● **WHAT TO DO**
Each entry below should be reproduced character for character.

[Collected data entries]
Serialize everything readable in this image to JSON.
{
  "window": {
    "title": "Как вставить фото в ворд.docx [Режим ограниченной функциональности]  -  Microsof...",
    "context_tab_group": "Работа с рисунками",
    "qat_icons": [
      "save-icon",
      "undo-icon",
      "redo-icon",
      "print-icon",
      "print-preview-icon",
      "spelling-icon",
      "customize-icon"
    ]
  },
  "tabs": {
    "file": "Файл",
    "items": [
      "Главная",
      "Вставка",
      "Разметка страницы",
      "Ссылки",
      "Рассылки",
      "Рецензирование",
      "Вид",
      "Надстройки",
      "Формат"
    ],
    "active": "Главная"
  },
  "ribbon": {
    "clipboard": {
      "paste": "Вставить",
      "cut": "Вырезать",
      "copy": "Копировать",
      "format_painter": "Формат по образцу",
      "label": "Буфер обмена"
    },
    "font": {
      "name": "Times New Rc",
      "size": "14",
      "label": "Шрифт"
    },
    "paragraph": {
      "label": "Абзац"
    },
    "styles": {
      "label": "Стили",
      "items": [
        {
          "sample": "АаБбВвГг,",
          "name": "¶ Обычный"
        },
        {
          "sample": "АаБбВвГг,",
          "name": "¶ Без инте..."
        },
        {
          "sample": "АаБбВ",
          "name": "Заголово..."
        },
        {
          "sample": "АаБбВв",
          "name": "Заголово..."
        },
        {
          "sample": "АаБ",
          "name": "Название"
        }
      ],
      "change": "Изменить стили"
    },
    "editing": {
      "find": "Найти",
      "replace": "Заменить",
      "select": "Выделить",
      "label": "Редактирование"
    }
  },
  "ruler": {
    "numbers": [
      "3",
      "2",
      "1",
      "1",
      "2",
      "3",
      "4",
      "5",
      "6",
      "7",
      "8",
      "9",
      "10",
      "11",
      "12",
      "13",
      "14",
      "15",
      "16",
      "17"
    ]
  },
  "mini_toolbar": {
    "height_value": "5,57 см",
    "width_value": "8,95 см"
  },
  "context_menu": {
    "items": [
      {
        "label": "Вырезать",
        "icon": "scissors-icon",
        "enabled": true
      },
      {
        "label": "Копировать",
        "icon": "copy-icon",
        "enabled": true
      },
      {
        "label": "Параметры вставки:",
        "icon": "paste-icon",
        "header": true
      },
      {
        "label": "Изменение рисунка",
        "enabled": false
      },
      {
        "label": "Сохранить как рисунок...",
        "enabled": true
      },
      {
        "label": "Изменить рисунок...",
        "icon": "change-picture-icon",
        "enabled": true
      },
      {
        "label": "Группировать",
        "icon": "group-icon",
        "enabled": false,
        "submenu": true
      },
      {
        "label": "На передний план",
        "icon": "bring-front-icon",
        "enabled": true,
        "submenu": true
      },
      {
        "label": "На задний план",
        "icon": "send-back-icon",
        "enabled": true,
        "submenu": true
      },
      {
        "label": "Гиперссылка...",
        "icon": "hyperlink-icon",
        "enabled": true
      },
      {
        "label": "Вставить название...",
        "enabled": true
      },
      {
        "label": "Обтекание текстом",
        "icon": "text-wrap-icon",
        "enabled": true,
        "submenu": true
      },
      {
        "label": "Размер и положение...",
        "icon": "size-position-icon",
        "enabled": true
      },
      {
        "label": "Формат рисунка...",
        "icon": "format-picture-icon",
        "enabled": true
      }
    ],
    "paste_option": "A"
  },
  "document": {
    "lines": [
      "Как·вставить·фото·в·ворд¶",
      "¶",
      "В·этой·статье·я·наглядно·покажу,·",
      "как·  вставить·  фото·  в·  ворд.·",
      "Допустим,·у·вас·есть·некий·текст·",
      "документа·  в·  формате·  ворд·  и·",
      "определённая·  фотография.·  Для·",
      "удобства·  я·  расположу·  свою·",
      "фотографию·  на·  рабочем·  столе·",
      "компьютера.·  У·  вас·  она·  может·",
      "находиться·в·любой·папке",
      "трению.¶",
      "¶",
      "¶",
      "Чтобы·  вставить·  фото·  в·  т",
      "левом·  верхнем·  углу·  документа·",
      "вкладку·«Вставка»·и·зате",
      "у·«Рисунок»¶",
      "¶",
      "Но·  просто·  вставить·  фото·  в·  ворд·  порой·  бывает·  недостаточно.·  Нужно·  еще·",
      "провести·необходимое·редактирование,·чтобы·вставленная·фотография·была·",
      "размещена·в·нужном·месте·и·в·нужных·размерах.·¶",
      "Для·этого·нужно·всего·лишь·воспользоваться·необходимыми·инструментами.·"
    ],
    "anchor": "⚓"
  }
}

● **WRITTEN ANSWER**
Serialize everything readable in this image to JSON.
{
  "window": {
    "title": "Как вставить фото в ворд.docx [Режим ограниченной функциональности]  -  Microsof...",
    "context_tab_group": "Работа с рисунками",
    "qat_icons": [
      "save-icon",
      "undo-icon",
      "redo-icon",
      "print-icon",
      "print-preview-icon",
      "spelling-icon",
      "customize-icon"
    ]
  },
  "tabs": {
    "file": "Файл",
    "items": [
      "Главная",
      "Вставка",
      "Разметка страницы",
      "Ссылки",
      "Рассылки",
      "Рецензирование",
      "Вид",
      "Надстройки",
      "Формат"
    ],
    "active": "Главная"
  },
  "ribbon": {
    "clipboard": {
      "paste": "Вставить",
      "cut": "Вырезать",
      "copy": "Копировать",
      "format_painter": "Формат по образцу",
      "label": "Буфер обмена"
    },
    "font": {
      "name": "Times New Rc",
      "size": "14",
      "label": "Шрифт"
    },
    "paragraph": {
      "label": "Абзац"
    },
    "styles": {
      "label": "Стили",
      "items": [
        {
          "sample": "АаБбВвГг,",
          "name": "¶ Обычный"
        },
        {
          "sample": "АаБбВвГг,",
          "name": "¶ Без инте..."
        },
        {
          "sample": "АаБбВ",
          "name": "Заголово..."
        },
        {
          "sample": "АаБбВв",
          "name": "Заголово..."
        },
        {
          "sample": "АаБ",
          "name": "Название"
        }
      ],
      "change": "Изменить стили"
    },
    "editing": {
      "find": "Найти",
      "replace": "Заменить",
      "select": "Выделить",
      "label": "Редактирование"
    }
  },
  "ruler": {
    "numbers": [
      "3",
      "2",
      "1",
      "1",
      "2",
      "3",
      "4",
      "5",
      "6",
      "7",
      "8",
      "9",
      "10",
      "11",
      "12",
      "13",
      "14",
      "15",
      "16",
      "17"
    ]
  },
  "mini_toolbar": {
    "height_value": "5,57 см",
    "width_value": "8,95 см"
  },
  "context_menu": {
    "items": [
      {
        "label": "Вырезать",
        "icon": "scissors-icon",
        "enabled": true
      },
      {
        "label": "Копировать",
        "icon": "copy-icon",
        "enabled": true
      },
      {
        "label": "Параметры вставки:",
        "icon": "paste-icon",
        "header": true
      },
      {
        "label": "Изменение рисунка",
        "enabled": false
      },
      {
        "label": "Сохранить как рисунок...",
        "enabled": true
      },
      {
        "label": "Изменить рисунок...",
        "icon": "change-picture-icon",
        "enabled": true
      },
      {
        "label": "Группировать",
        "icon": "group-icon",
        "enabled": false,
        "submenu": true
      },
      {
        "label": "На передний план",
        "icon": "bring-front-icon",
        "enabled": true,
        "submenu": true
      },
      {
        "label": "На задний план",
        "icon": "send-back-icon",
        "enabled": true,
        "submenu": true
      },
      {
        "label": "Гиперссылка...",
        "icon": "hyperlink-icon",
        "enabled": true
      },
      {
        "label": "Вставить название...",
        "enabled": true
      },
      {
        "label": "Обтекание текстом",
        "icon": "text-wrap-icon",
        "enabled": true,
        "submenu": true
      },
      {
        "label": "Размер и положение...",
        "icon": "size-position-icon",
        "enabled": true
      },
      {
        "label": "Формат рисунка...",
        "icon": "format-picture-icon",
        "enabled": true
      }
    ],
    "paste_option": "A"
  },
  "document": {
    "lines": [
      "Как·вставить·фото·в·ворд¶",
      "¶",
      "В·этой·статье·я·наглядно·покажу,·",
      "как·  вставить·  фото·  в·  ворд.·",
      "Допустим,·у·вас·есть·некий·текст·",
      "документа·  в·  формате·  ворд·  и·",
      "определённая·  фотография.·  Для·",
      "удобства·  я·  расположу·  свою·",
      "фотографию·  на·  рабочем·  столе·",
      "компьютера.·  У·  вас·  она·  может·",
      "находиться·в·любой·папке",
      "трению.¶",
      "¶",
      "¶",
      "Чтобы·  вставить·  фото·  в·  т",
      "левом·  верхнем·  углу·  документа·",
      "вкладку·«Вставка»·и·зате",
      "у·«Рисунок»¶",
      "¶",
      "Но·  просто·  вставить·  фото·  в·  ворд·  порой·  бывает·  недостаточно.·  Нужно·  еще·",
      "провести·необходимое·редактирование,·чтобы·вставленная·фотография·была·",
      "размещена·в·нужном·месте·и·в·нужных·размерах.·¶",
      "Для·этого·нужно·всего·лишь·воспользоваться·необходимыми·инструментами.·"
    ],
    "anchor": "⚓"
  }
}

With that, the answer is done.